What is needed |
Set down the records once more, please, exactly and with the pictures left out.

— Start —

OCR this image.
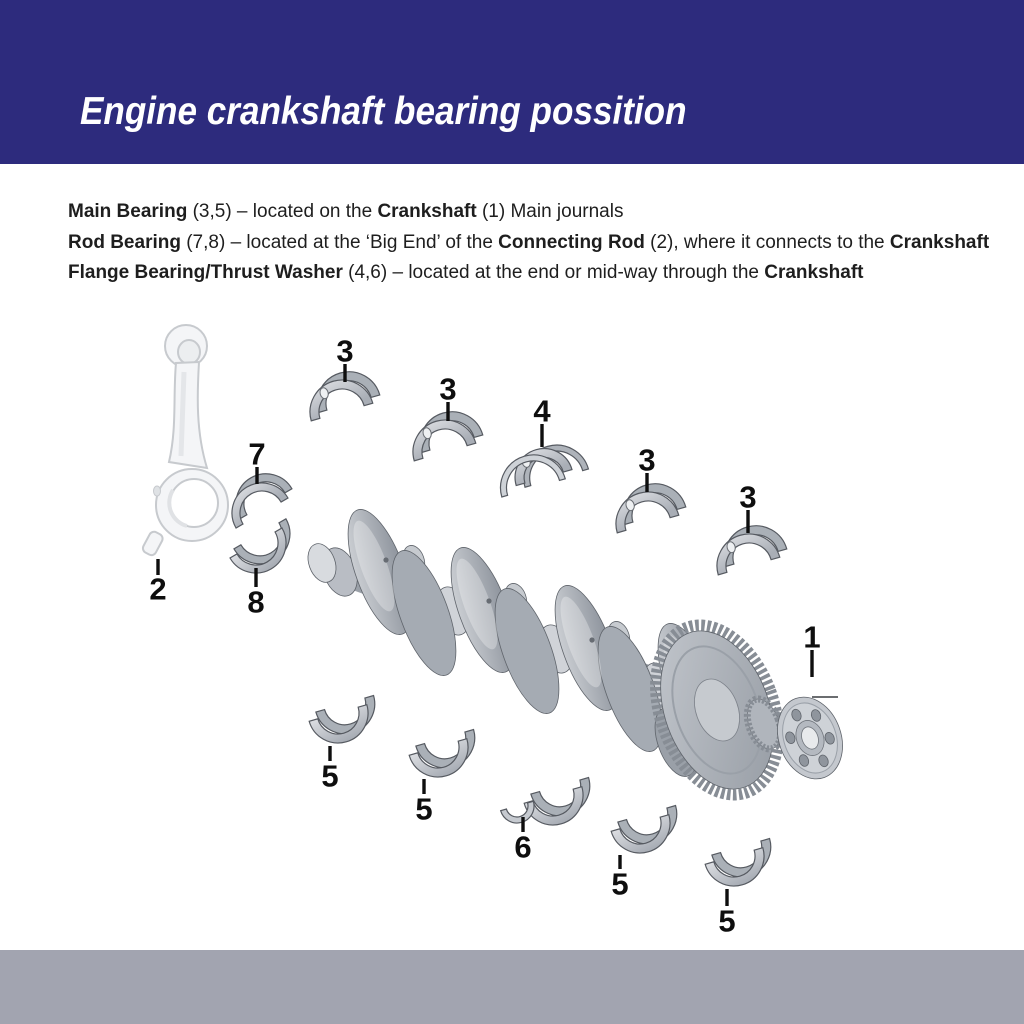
Engine crankshaft bearing possition
Main Bearing (3,5) – located on the Crankshaft (1) Main journals
Rod Bearing (7,8) – located at the ‘Big End’ of the Connecting Rod (2), where it connects to the Crankshaft
Flange Bearing/Thrust Washer (4,6) – located at the end or mid-way through the Crankshaft
3
3
4
3
3
1
7
2	8
5
5
6
5
5
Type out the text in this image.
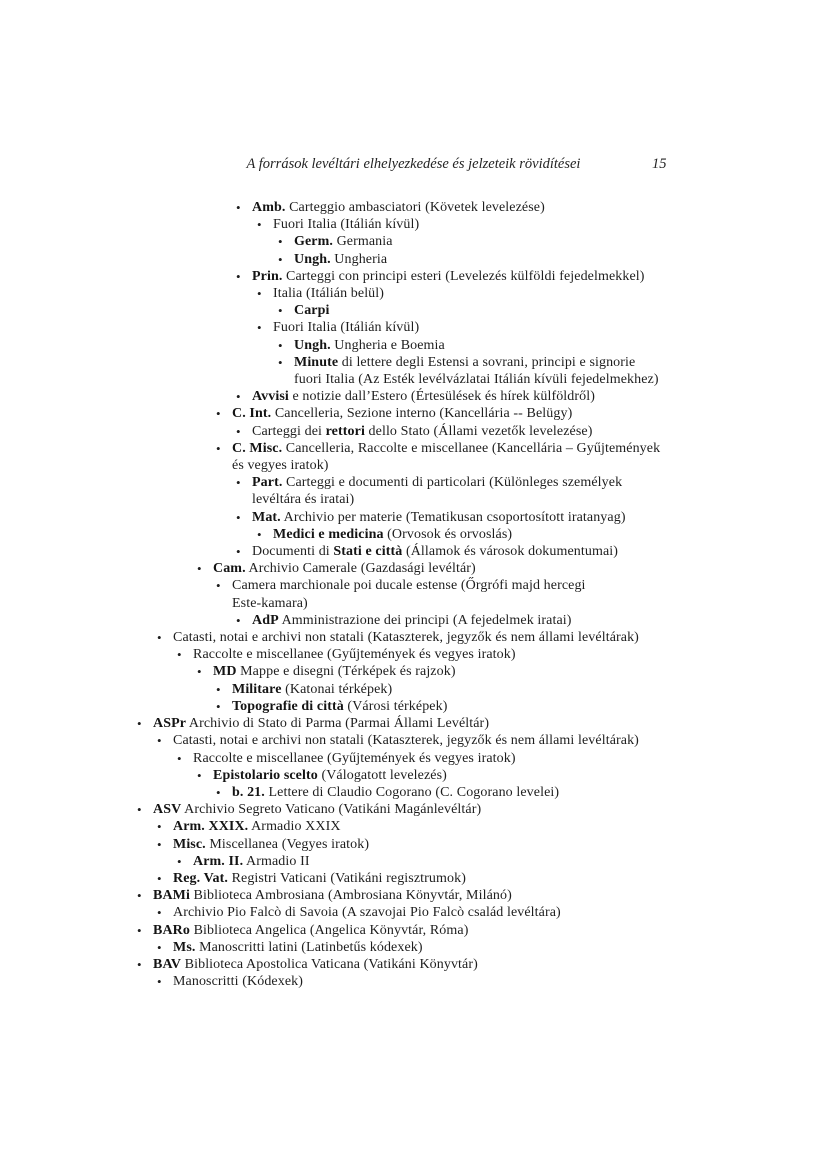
A források levéltári elhelyezkedése és jelzeteik rövidítései	15
• Amb. Carteggio ambasciatori (Követek levelezése)
• Fuori Italia (Itálián kívül)
• Germ. Germania
• Ungh. Ungheria
• Prin. Carteggi con principi esteri (Levelezés külföldi fejedelmekkel)
• Italia (Itálián belül)
• Carpi
• Fuori Italia (Itálián kívül)
• Ungh. Ungheria e Boemia
• Minute di lettere degli Estensi a sovrani, principi e signorie
fuori Italia (Az Esték levélvázlatai Itálián kívüli fejedelmekhez)
• Avvisi e notizie dall’Estero (Értesülések és hírek külföldről)
• C. Int. Cancelleria, Sezione interno (Kancellária -- Belügy)
• Carteggi dei rettori dello Stato (Állami vezetők levelezése)
• C. Misc. Cancelleria, Raccolte e miscellanee (Kancellária – Gyűjtemények
és vegyes iratok)
• Part. Carteggi e documenti di particolari (Különleges személyek
levéltára és iratai)
• Mat. Archivio per materie (Tematikusan csoportosított iratanyag)
• Medici e medicina (Orvosok és orvoslás)
• Documenti di Stati e città (Államok és városok dokumentumai)
• Cam. Archivio Camerale (Gazdasági levéltár)
• Camera marchionale poi ducale estense (Őrgrófi majd hercegi
Este-kamara)
• AdP Amministrazione dei principi (A fejedelmek iratai)
• Catasti, notai e archivi non statali (Kataszterek, jegyzők és nem állami levéltárak)
• Raccolte e miscellanee (Gyűjtemények és vegyes iratok)
• MD Mappe e disegni (Térképek és rajzok)
• Militare (Katonai térképek)
• Topografie di città (Városi térképek)
• ASPr Archivio di Stato di Parma (Parmai Állami Levéltár)
• Catasti, notai e archivi non statali (Kataszterek, jegyzők és nem állami levéltárak)
• Raccolte e miscellanee (Gyűjtemények és vegyes iratok)
• Epistolario scelto (Válogatott levelezés)
• b. 21. Lettere di Claudio Cogorano (C. Cogorano levelei)
• ASV Archivio Segreto Vaticano (Vatikáni Magánlevéltár)
• Arm. XXIX. Armadio XXIX
• Misc. Miscellanea (Vegyes iratok)
• Arm. II. Armadio II
• Reg. Vat. Registri Vaticani (Vatikáni regisztrumok)
• BAMi Biblioteca Ambrosiana (Ambrosiana Könyvtár, Milánó)
• Archivio Pio Falcò di Savoia (A szavojai Pio Falcò család levéltára)
• BARo Biblioteca Angelica (Angelica Könyvtár, Róma)
• Ms. Manoscritti latini (Latinbetűs kódexek)
• BAV Biblioteca Apostolica Vaticana (Vatikáni Könyvtár)
• Manoscritti (Kódexek)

— End —

Full output |
OCR this image.
Engine crankshaft bearing possition
Main Bearing (3,5) – located on the Crankshaft (1) Main journals
Rod Bearing (7,8) – located at the ‘Big End’ of the Connecting Rod (2), where it connects to the Crankshaft
Flange Bearing/Thrust Washer (4,6) – located at the end or mid-way through the Crankshaft
3
3
4
3
3
1
7
2	8
5
5
6
5
5
Type out the text in this image.
A források levéltári elhelyezkedése és jelzeteik rövidítései	15
• Amb. Carteggio ambasciatori (Követek levelezése)
• Fuori Italia (Itálián kívül)
• Germ. Germania
• Ungh. Ungheria
• Prin. Carteggi con principi esteri (Levelezés külföldi fejedelmekkel)
• Italia (Itálián belül)
• Carpi
• Fuori Italia (Itálián kívül)
• Ungh. Ungheria e Boemia
• Minute di lettere degli Estensi a sovrani, principi e signorie
fuori Italia (Az Esték levélvázlatai Itálián kívüli fejedelmekhez)
• Avvisi e notizie dall’Estero (Értesülések és hírek külföldről)
• C. Int. Cancelleria, Sezione interno (Kancellária -- Belügy)
• Carteggi dei rettori dello Stato (Állami vezetők levelezése)
• C. Misc. Cancelleria, Raccolte e miscellanee (Kancellária – Gyűjtemények
és vegyes iratok)
• Part. Carteggi e documenti di particolari (Különleges személyek
levéltára és iratai)
• Mat. Archivio per materie (Tematikusan csoportosított iratanyag)
• Medici e medicina (Orvosok és orvoslás)
• Documenti di Stati e città (Államok és városok dokumentumai)
• Cam. Archivio Camerale (Gazdasági levéltár)
• Camera marchionale poi ducale estense (Őrgrófi majd hercegi
Este-kamara)
• AdP Amministrazione dei principi (A fejedelmek iratai)
• Catasti, notai e archivi non statali (Kataszterek, jegyzők és nem állami levéltárak)
• Raccolte e miscellanee (Gyűjtemények és vegyes iratok)
• MD Mappe e disegni (Térképek és rajzok)
• Militare (Katonai térképek)
• Topografie di città (Városi térképek)
• ASPr Archivio di Stato di Parma (Parmai Állami Levéltár)
• Catasti, notai e archivi non statali (Kataszterek, jegyzők és nem állami levéltárak)
• Raccolte e miscellanee (Gyűjtemények és vegyes iratok)
• Epistolario scelto (Válogatott levelezés)
• b. 21. Lettere di Claudio Cogorano (C. Cogorano levelei)
• ASV Archivio Segreto Vaticano (Vatikáni Magánlevéltár)
• Arm. XXIX. Armadio XXIX
• Misc. Miscellanea (Vegyes iratok)
• Arm. II. Armadio II
• Reg. Vat. Registri Vaticani (Vatikáni regisztrumok)
• BAMi Biblioteca Ambrosiana (Ambrosiana Könyvtár, Milánó)
• Archivio Pio Falcò di Savoia (A szavojai Pio Falcò család levéltára)
• BARo Biblioteca Angelica (Angelica Könyvtár, Róma)
• Ms. Manoscritti latini (Latinbetűs kódexek)
• BAV Biblioteca Apostolica Vaticana (Vatikáni Könyvtár)
• Manoscritti (Kódexek)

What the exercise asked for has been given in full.